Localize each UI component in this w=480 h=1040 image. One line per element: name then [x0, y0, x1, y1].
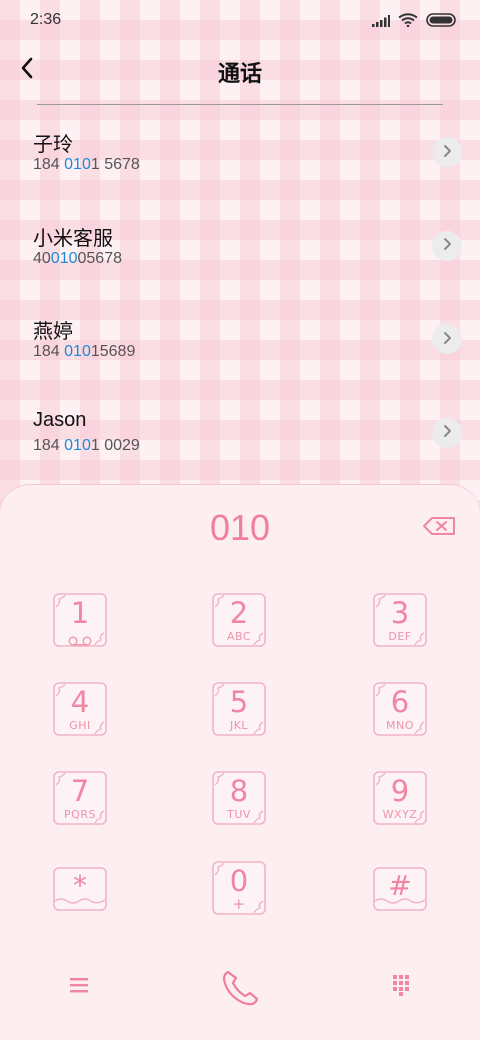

--------------------------------

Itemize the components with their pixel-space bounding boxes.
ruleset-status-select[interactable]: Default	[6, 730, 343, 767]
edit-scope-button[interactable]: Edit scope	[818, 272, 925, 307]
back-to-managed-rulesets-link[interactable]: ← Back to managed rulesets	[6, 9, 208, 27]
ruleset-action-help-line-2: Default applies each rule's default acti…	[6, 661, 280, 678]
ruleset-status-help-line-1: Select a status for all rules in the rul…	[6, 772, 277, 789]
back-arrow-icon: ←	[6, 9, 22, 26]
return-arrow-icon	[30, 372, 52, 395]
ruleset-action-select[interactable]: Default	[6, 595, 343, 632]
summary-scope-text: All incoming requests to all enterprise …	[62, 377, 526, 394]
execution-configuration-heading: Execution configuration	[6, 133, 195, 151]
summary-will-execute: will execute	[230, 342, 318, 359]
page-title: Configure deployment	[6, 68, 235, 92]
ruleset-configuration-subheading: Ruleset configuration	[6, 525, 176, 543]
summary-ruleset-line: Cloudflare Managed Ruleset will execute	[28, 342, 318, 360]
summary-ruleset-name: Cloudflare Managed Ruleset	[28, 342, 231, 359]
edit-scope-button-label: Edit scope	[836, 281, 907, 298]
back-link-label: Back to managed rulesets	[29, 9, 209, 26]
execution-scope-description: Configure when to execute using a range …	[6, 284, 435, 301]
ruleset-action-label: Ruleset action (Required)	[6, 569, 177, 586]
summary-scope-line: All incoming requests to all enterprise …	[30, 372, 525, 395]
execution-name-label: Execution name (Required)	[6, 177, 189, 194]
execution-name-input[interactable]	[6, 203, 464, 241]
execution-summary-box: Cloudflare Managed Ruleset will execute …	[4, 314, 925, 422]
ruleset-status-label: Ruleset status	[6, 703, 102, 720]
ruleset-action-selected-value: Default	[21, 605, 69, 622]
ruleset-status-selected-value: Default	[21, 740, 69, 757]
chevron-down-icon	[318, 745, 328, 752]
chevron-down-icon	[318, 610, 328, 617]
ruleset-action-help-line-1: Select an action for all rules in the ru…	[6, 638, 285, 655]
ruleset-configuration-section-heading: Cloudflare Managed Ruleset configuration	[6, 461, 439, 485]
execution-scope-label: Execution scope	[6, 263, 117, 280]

--------------------------------

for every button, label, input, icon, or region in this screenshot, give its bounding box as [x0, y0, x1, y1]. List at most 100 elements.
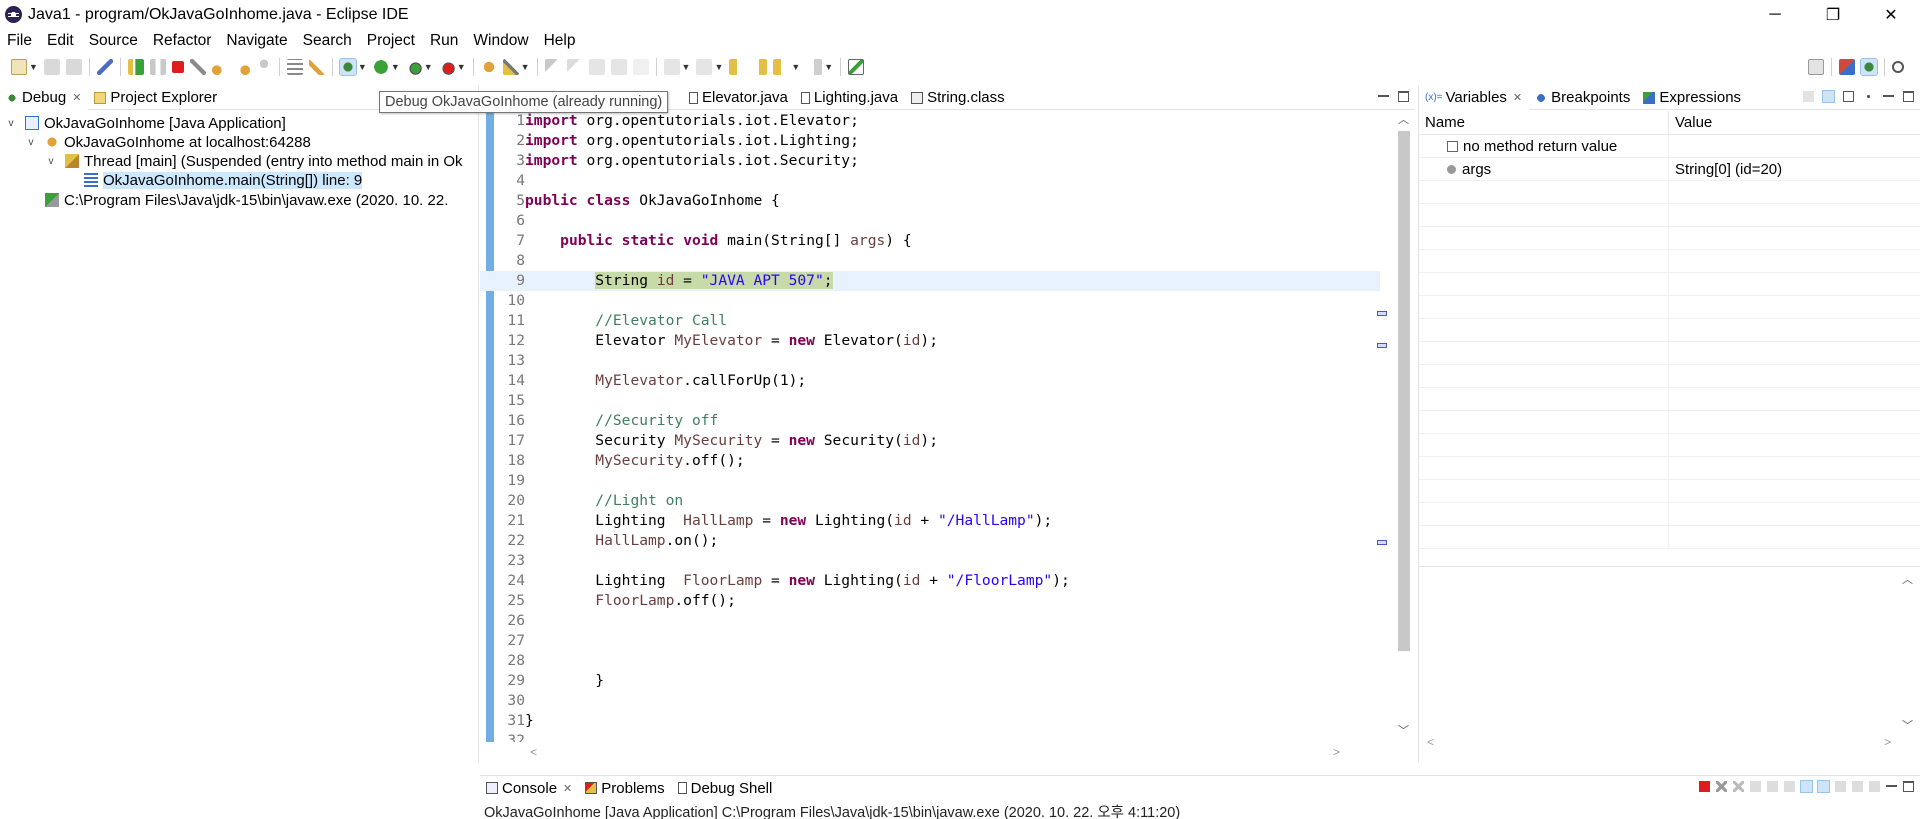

--------------------------------

■ WRITTEN REQUEST
Please gather every line in the records above that contains the string "will" and copy each one out in full. Case counts.

■ FINAL RESULT
summary-will-execute: will execute	[230, 342, 318, 359]
summary-ruleset-line: Cloudflare Managed Ruleset will execute	[28, 342, 318, 360]
execution-summary-box: Cloudflare Managed Ruleset will execute …	[4, 314, 925, 422]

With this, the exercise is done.